Written request: Transcribe the records below exactly as they appear, omitting any pictures.
::: Record extracts
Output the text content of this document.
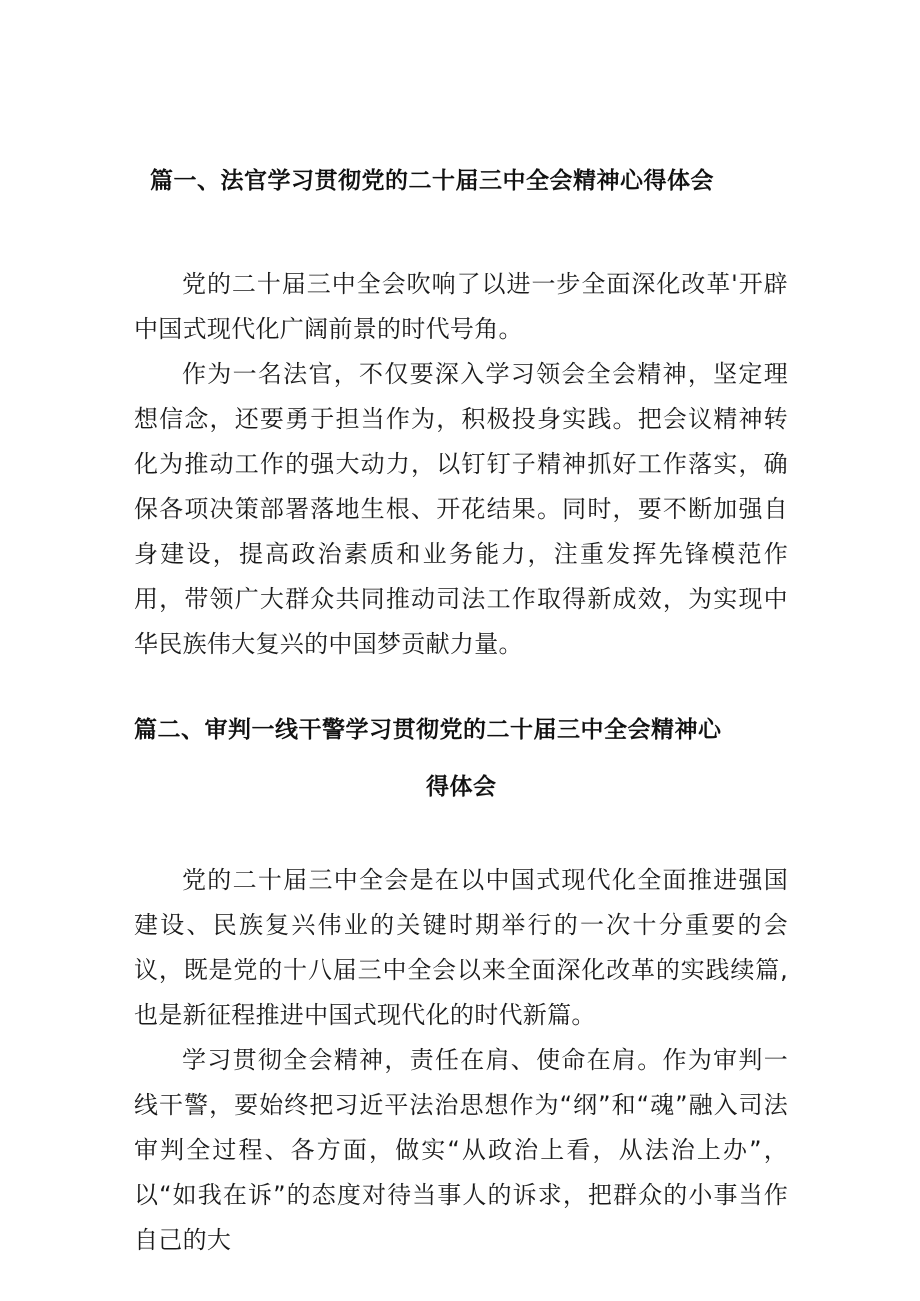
篇一、法官学习贯彻党的二十届三中全会精神心得体会
党的二十届三中全会吹响了以进一步全面深化改革'开辟中国式现代化广阔前景的时代号角。
作为一名法官，不仅要深入学习领会全会精神，坚定理想信念，还要勇于担当作为，积极投身实践。把会议精神转化为推动工作的强大动力，以钉钉子精神抓好工作落实，确保各项决策部署落地生根、开花结果。同时，要不断加强自身建设，提高政治素质和业务能力，注重发挥先锋模范作用，带领广大群众共同推动司法工作取得新成效，为实现中华民族伟大复兴的中国梦贡献力量。
篇二、审判一线干警学习贯彻党的二十届三中全会精神心
得体会
党的二十届三中全会是在以中国式现代化全面推进强国建设、民族复兴伟业的关键时期举行的一次十分重要的会议，既是党的十八届三中全会以来全面深化改革的实践续篇,也是新征程推进中国式现代化的时代新篇。
学习贯彻全会精神，责任在肩、使命在肩。作为审判一线干警，要始终把习近平法治思想作为“纲”和“魂”融入司法审判全过程、各方面，做实“从政治上看，从法治上办”，以“如我在诉”的态度对待当事人的诉求，把群众的小事当作自己的大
::::::
Full solution:
Output the text content of this document.
篇一、法官学习贯彻党的二十届三中全会精神心得体会
党的二十届三中全会吹响了以进一步全面深化改革'开辟中国式现代化广阔前景的时代号角。
作为一名法官，不仅要深入学习领会全会精神，坚定理想信念，还要勇于担当作为，积极投身实践。把会议精神转化为推动工作的强大动力，以钉钉子精神抓好工作落实，确保各项决策部署落地生根、开花结果。同时，要不断加强自身建设，提高政治素质和业务能力，注重发挥先锋模范作用，带领广大群众共同推动司法工作取得新成效，为实现中华民族伟大复兴的中国梦贡献力量。
篇二、审判一线干警学习贯彻党的二十届三中全会精神心
得体会
党的二十届三中全会是在以中国式现代化全面推进强国建设、民族复兴伟业的关键时期举行的一次十分重要的会议，既是党的十八届三中全会以来全面深化改革的实践续篇,也是新征程推进中国式现代化的时代新篇。
学习贯彻全会精神，责任在肩、使命在肩。作为审判一线干警，要始终把习近平法治思想作为“纲”和“魂”融入司法审判全过程、各方面，做实“从政治上看，从法治上办”，以“如我在诉”的态度对待当事人的诉求，把群众的小事当作自己的大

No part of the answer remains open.